>> start Stored rows

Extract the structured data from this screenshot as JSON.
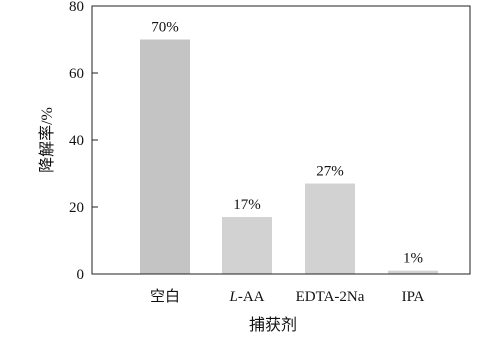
{
  "chart_data": {
    "type": "bar",
    "title": "",
    "xlabel": "捕获剂",
    "ylabel": "降解率/%",
    "categories": [
      "空白",
      "L-AA",
      "EDTA-2Na",
      "IPA"
    ],
    "values": [
      70,
      17,
      27,
      1
    ],
    "data_labels": [
      "70%",
      "17%",
      "27%",
      "1%"
    ],
    "ylim": [
      0,
      80
    ],
    "yticks": [
      0,
      20,
      40,
      60,
      80
    ],
    "grid": false,
    "legend": "none",
    "colors": [
      "#c4c4c4",
      "#d2d2d2",
      "#d2d2d2",
      "#d2d2d2"
    ]
  }
}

>> end Stored rows

Exercise requirements =>
Extract every line of the data exactly; pictures stay out.

Response =>
Extract the structured data from this screenshot as JSON.
{
  "chart_data": {
    "type": "bar",
    "title": "",
    "xlabel": "捕获剂",
    "ylabel": "降解率/%",
    "categories": [
      "空白",
      "L-AA",
      "EDTA-2Na",
      "IPA"
    ],
    "values": [
      70,
      17,
      27,
      1
    ],
    "data_labels": [
      "70%",
      "17%",
      "27%",
      "1%"
    ],
    "ylim": [
      0,
      80
    ],
    "yticks": [
      0,
      20,
      40,
      60,
      80
    ],
    "grid": false,
    "legend": "none",
    "colors": [
      "#c4c4c4",
      "#d2d2d2",
      "#d2d2d2",
      "#d2d2d2"
    ]
  }
}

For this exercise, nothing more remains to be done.